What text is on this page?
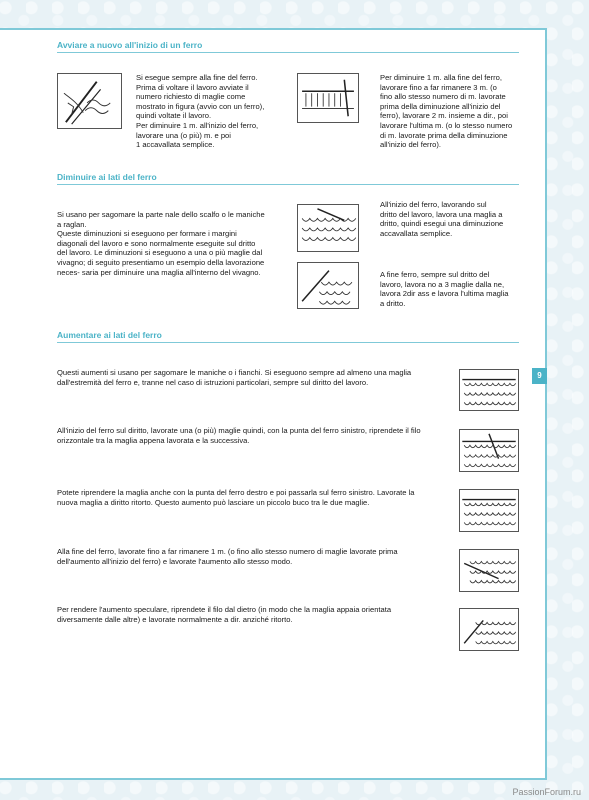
Avviare a nuovo all'inizio di un ferro
Si esegue sempre alla fine del ferro.
Prima di voltare il lavoro avviate il
numero richiesto di maglie come
mostrato in figura (avvio con un ferro),
quindi voltate il lavoro.
Per diminuire 1 m. all'inizio del ferro,
lavorare una (o più) m. e poi
1 accavallata semplice.
Per diminuire 1 m. alla fine del ferro,
lavorare fino a far rimanere 3 m. (o
fino allo stesso numero di m. lavorate
prima della diminuzione all'inizio del
ferro), lavorare 2 m. insieme a dir., poi
lavorare l'ultima m. (o lo stesso numero
di m. lavorate prima della diminuzione
all'inizio del ferro).
Diminuire ai lati del ferro
Si usano per sagomare la parte nale dello scalfo o le maniche
a raglan.
Queste diminuzioni si eseguono per formare i margini
diagonali del lavoro e sono normalmente eseguite sul dritto
del lavoro. Le diminuzioni si eseguono a una o più maglie dal
vivagno; di seguito presentiamo un esempio della lavorazione
neces- saria per diminuire una maglia all'interno del vivagno.
All'inizio del ferro, lavorando sul
dritto del lavoro, lavora una maglia a
dritto, quindi esegui una diminuzione
accavallata semplice.
A fine ferro, sempre sul dritto del
lavoro, lavora no a 3 maglie dalla ne,
lavora 2dir ass e lavora l'ultima maglia
a dritto.
Aumentare ai lati del ferro
Questi aumenti si usano per sagomare le maniche o i fianchi. Si eseguono sempre ad almeno una maglia
dall'estremità del ferro e, tranne nel caso di istruzioni particolari, sempre sul diritto del lavoro.
All'inizio del ferro sul diritto, lavorate una (o più) maglie quindi, con la punta del ferro sinistro, riprendete il filo
orizzontale tra la maglia appena lavorata e la successiva.
Potete riprendere la maglia anche con la punta del ferro destro e poi passarla sul ferro sinistro. Lavorate la
nuova maglia a diritto ritorto. Questo aumento può lasciare un piccolo buco tra le due maglie.
Alla fine del ferro, lavorate fino a far rimanere 1 m. (o fino allo stesso numero di maglie lavorate prima
dell'aumento all'inizio del ferro) e lavorate l'aumento allo stesso modo.
Per rendere l'aumento speculare, riprendete il filo dal dietro (in modo che la maglia appaia orientata
diversamente dalle altre) e lavorate normalmente a dir. anziché ritorto.
9
PassionForum.ru
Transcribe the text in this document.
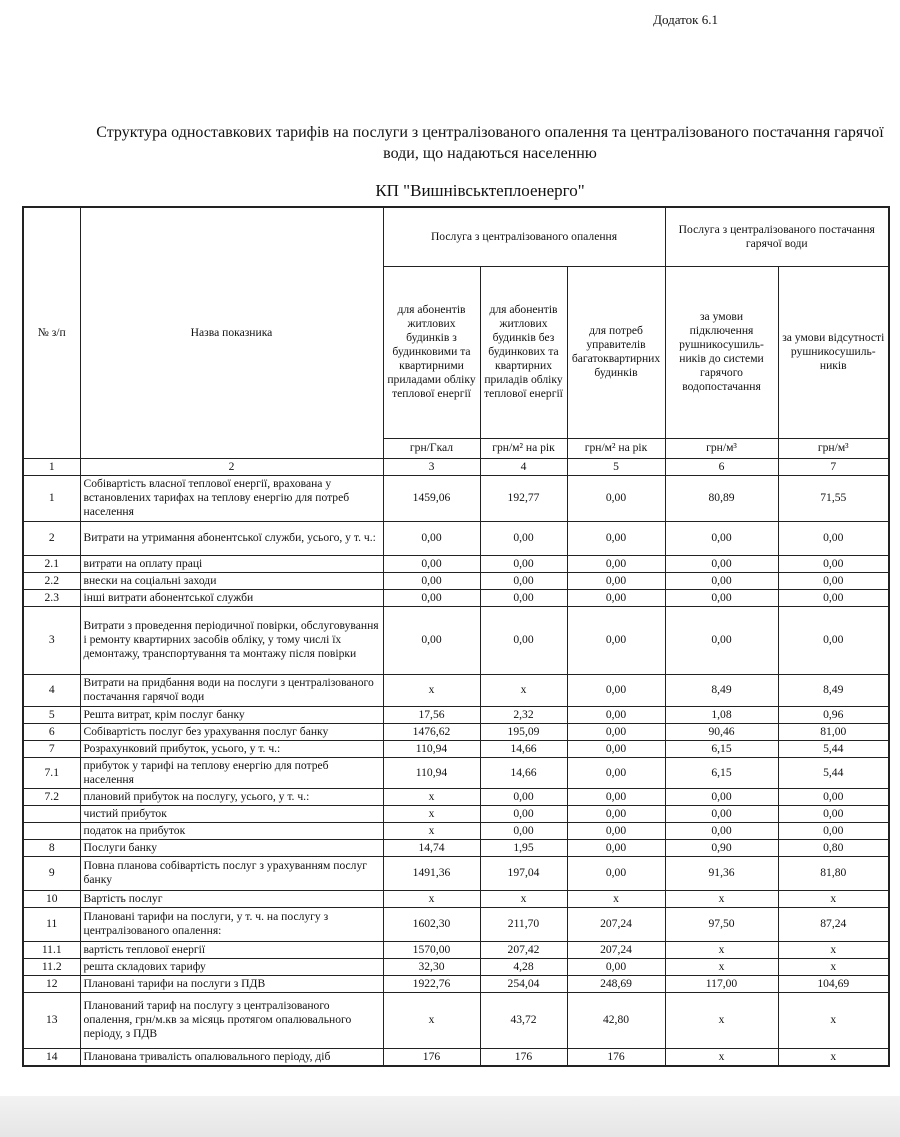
Додаток 6.1
Структура одноставкових тарифів на послуги з централізованого опалення та централізованого постачання гарячої
води, що надаються населенню
КП "Вишнівськтеплоенерго"
№ з/п	Назва показника	Послуга з централізованого опалення			Послуга з централізованого постачання гарячої води	
		для абонентів житлових будинків з будинковими та квартирними приладами обліку теплової енергії	для абонентів житлових будинків без будинкових та квартирних приладів обліку теплової енергії	для потреб управителів багатоквартирних будинків	за умови підключення рушникосушиль-ників до системи гарячого водопостачання	за умови відсутності рушникосушиль-ників
		грн/Гкал	грн/м² на рік	грн/м² на рік	грн/м³	грн/м³
1	2	3	4	5	6	7
1	Собівартість власної теплової енергії, врахована у встановлених тарифах на теплову енергію для потреб населення	1459,06	192,77	0,00	80,89	71,55
2	Витрати на утримання абонентської служби, усього, у т. ч.:	0,00	0,00	0,00	0,00	0,00
2.1	витрати на оплату праці	0,00	0,00	0,00	0,00	0,00
2.2	внески на соціальні заходи	0,00	0,00	0,00	0,00	0,00
2.3	інші витрати абонентської служби	0,00	0,00	0,00	0,00	0,00
3	Витрати з проведення періодичної повірки, обслуговування і ремонту квартирних засобів обліку, у тому числі їх демонтажу, транспортування та монтажу після повірки	0,00	0,00	0,00	0,00	0,00
4	Витрати на придбання води на послуги з централізованого постачання гарячої води	х	х	0,00	8,49	8,49
5	Решта витрат, крім послуг банку	17,56	2,32	0,00	1,08	0,96
6	Собівартість послуг без урахування послуг банку	1476,62	195,09	0,00	90,46	81,00
7	Розрахунковий прибуток, усього, у т. ч.:	110,94	14,66	0,00	6,15	5,44
7.1	прибуток у тарифі на теплову енергію для потреб населення	110,94	14,66	0,00	6,15	5,44
7.2	плановий прибуток на послугу, усього, у т. ч.:	х	0,00	0,00	0,00	0,00
	чистий прибуток	х	0,00	0,00	0,00	0,00
	податок на прибуток	х	0,00	0,00	0,00	0,00
8	Послуги банку	14,74	1,95	0,00	0,90	0,80
9	Повна планова собівартість послуг з урахуванням послуг банку	1491,36	197,04	0,00	91,36	81,80
10	Вартість послуг	х	х	х	х	х
11	Плановані тарифи на послуги, у т. ч. на послугу з централізованого опалення:	1602,30	211,70	207,24	97,50	87,24
11.1	вартість теплової енергії	1570,00	207,42	207,24	х	х
11.2	решта складових тарифу	32,30	4,28	0,00	х	х
12	Плановані тарифи на послуги з ПДВ	1922,76	254,04	248,69	117,00	104,69
13	Планований тариф на послугу з централізованого опалення, грн/м.кв за місяць протягом опалювального періоду, з ПДВ	х	43,72	42,80	х	х
14	Планована тривалість опалювального періоду, діб	176	176	176	х	х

###

### PROBLEM TO SOLVE
Look through the data above. Each line containing the word "послугу" needs to be copied.

### TASK RESPONSE
7.2	плановий прибуток на послугу, усього, у т. ч.:	х	0,00	0,00	0,00	0,00
11	Плановані тарифи на послуги, у т. ч. на послугу з централізованого опалення:	1602,30	211,70	207,24	97,50	87,24
13	Планований тариф на послугу з централізованого опалення, грн/м.кв за місяць протягом опалювального періоду, з ПДВ	х	43,72	42,80	х	х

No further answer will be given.